▶ Stated goal
Please print every record below exactly as it appears.
-- start Records provided --
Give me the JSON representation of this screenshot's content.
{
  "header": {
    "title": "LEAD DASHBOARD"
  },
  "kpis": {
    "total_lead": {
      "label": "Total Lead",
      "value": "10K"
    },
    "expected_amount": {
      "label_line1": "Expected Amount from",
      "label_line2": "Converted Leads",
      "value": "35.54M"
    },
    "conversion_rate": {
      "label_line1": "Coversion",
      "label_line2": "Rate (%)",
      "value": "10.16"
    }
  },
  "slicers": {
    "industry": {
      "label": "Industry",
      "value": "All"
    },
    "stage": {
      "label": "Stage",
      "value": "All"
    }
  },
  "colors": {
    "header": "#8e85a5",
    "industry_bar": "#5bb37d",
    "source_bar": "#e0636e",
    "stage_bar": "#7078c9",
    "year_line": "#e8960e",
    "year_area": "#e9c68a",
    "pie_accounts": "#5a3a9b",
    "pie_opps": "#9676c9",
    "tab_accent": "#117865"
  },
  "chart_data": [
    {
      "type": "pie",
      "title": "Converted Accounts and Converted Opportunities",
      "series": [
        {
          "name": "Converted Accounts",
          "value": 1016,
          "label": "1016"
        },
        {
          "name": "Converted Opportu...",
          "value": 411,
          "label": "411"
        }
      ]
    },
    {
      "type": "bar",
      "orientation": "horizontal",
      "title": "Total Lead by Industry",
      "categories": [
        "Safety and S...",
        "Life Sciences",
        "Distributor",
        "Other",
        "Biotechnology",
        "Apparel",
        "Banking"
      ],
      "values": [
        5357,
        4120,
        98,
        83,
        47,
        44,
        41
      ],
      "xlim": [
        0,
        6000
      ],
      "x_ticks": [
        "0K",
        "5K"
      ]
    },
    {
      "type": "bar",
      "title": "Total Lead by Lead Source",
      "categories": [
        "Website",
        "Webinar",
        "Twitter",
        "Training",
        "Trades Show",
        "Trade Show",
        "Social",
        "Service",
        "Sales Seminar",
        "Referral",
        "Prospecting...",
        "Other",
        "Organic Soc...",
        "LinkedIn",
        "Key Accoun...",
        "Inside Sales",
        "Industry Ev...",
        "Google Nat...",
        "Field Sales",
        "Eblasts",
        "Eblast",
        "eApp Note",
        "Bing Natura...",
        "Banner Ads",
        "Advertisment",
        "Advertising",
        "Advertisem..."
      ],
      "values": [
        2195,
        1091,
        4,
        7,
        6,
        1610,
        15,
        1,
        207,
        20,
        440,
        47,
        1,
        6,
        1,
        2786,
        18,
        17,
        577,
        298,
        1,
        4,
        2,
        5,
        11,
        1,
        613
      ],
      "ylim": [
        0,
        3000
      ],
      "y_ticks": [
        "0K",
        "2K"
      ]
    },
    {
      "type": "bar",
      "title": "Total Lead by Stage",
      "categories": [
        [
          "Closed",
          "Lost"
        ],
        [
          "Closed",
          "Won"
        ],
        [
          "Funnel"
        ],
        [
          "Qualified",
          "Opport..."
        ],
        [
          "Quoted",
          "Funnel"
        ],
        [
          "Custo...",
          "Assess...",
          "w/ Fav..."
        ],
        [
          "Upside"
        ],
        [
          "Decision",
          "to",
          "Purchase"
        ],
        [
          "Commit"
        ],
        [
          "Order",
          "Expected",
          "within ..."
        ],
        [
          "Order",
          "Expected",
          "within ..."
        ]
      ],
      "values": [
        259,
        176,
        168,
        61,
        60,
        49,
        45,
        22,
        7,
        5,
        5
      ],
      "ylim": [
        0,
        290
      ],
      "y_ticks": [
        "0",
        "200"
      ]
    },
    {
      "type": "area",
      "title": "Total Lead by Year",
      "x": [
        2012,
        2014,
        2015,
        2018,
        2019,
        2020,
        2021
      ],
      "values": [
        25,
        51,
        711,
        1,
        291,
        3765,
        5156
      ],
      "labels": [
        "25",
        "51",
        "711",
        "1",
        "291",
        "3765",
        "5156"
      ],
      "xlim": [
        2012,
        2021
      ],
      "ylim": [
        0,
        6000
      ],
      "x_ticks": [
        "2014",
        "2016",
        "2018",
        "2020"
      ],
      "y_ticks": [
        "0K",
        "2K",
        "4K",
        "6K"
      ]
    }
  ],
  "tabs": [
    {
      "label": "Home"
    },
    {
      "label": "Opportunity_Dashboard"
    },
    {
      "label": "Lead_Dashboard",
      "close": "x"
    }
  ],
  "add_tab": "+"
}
-- end Records provided --
▶ Result of the exercise
Give me the JSON representation of this screenshot's content.
{
  "header": {
    "title": "LEAD DASHBOARD"
  },
  "kpis": {
    "total_lead": {
      "label": "Total Lead",
      "value": "10K"
    },
    "expected_amount": {
      "label_line1": "Expected Amount from",
      "label_line2": "Converted Leads",
      "value": "35.54M"
    },
    "conversion_rate": {
      "label_line1": "Coversion",
      "label_line2": "Rate (%)",
      "value": "10.16"
    }
  },
  "slicers": {
    "industry": {
      "label": "Industry",
      "value": "All"
    },
    "stage": {
      "label": "Stage",
      "value": "All"
    }
  },
  "colors": {
    "header": "#8e85a5",
    "industry_bar": "#5bb37d",
    "source_bar": "#e0636e",
    "stage_bar": "#7078c9",
    "year_line": "#e8960e",
    "year_area": "#e9c68a",
    "pie_accounts": "#5a3a9b",
    "pie_opps": "#9676c9",
    "tab_accent": "#117865"
  },
  "chart_data": [
    {
      "type": "pie",
      "title": "Converted Accounts and Converted Opportunities",
      "series": [
        {
          "name": "Converted Accounts",
          "value": 1016,
          "label": "1016"
        },
        {
          "name": "Converted Opportu...",
          "value": 411,
          "label": "411"
        }
      ]
    },
    {
      "type": "bar",
      "orientation": "horizontal",
      "title": "Total Lead by Industry",
      "categories": [
        "Safety and S...",
        "Life Sciences",
        "Distributor",
        "Other",
        "Biotechnology",
        "Apparel",
        "Banking"
      ],
      "values": [
        5357,
        4120,
        98,
        83,
        47,
        44,
        41
      ],
      "xlim": [
        0,
        6000
      ],
      "x_ticks": [
        "0K",
        "5K"
      ]
    },
    {
      "type": "bar",
      "title": "Total Lead by Lead Source",
      "categories": [
        "Website",
        "Webinar",
        "Twitter",
        "Training",
        "Trades Show",
        "Trade Show",
        "Social",
        "Service",
        "Sales Seminar",
        "Referral",
        "Prospecting...",
        "Other",
        "Organic Soc...",
        "LinkedIn",
        "Key Accoun...",
        "Inside Sales",
        "Industry Ev...",
        "Google Nat...",
        "Field Sales",
        "Eblasts",
        "Eblast",
        "eApp Note",
        "Bing Natura...",
        "Banner Ads",
        "Advertisment",
        "Advertising",
        "Advertisem..."
      ],
      "values": [
        2195,
        1091,
        4,
        7,
        6,
        1610,
        15,
        1,
        207,
        20,
        440,
        47,
        1,
        6,
        1,
        2786,
        18,
        17,
        577,
        298,
        1,
        4,
        2,
        5,
        11,
        1,
        613
      ],
      "ylim": [
        0,
        3000
      ],
      "y_ticks": [
        "0K",
        "2K"
      ]
    },
    {
      "type": "bar",
      "title": "Total Lead by Stage",
      "categories": [
        [
          "Closed",
          "Lost"
        ],
        [
          "Closed",
          "Won"
        ],
        [
          "Funnel"
        ],
        [
          "Qualified",
          "Opport..."
        ],
        [
          "Quoted",
          "Funnel"
        ],
        [
          "Custo...",
          "Assess...",
          "w/ Fav..."
        ],
        [
          "Upside"
        ],
        [
          "Decision",
          "to",
          "Purchase"
        ],
        [
          "Commit"
        ],
        [
          "Order",
          "Expected",
          "within ..."
        ],
        [
          "Order",
          "Expected",
          "within ..."
        ]
      ],
      "values": [
        259,
        176,
        168,
        61,
        60,
        49,
        45,
        22,
        7,
        5,
        5
      ],
      "ylim": [
        0,
        290
      ],
      "y_ticks": [
        "0",
        "200"
      ]
    },
    {
      "type": "area",
      "title": "Total Lead by Year",
      "x": [
        2012,
        2014,
        2015,
        2018,
        2019,
        2020,
        2021
      ],
      "values": [
        25,
        51,
        711,
        1,
        291,
        3765,
        5156
      ],
      "labels": [
        "25",
        "51",
        "711",
        "1",
        "291",
        "3765",
        "5156"
      ],
      "xlim": [
        2012,
        2021
      ],
      "ylim": [
        0,
        6000
      ],
      "x_ticks": [
        "2014",
        "2016",
        "2018",
        "2020"
      ],
      "y_ticks": [
        "0K",
        "2K",
        "4K",
        "6K"
      ]
    }
  ],
  "tabs": [
    {
      "label": "Home"
    },
    {
      "label": "Opportunity_Dashboard"
    },
    {
      "label": "Lead_Dashboard",
      "close": "x"
    }
  ],
  "add_tab": "+"
}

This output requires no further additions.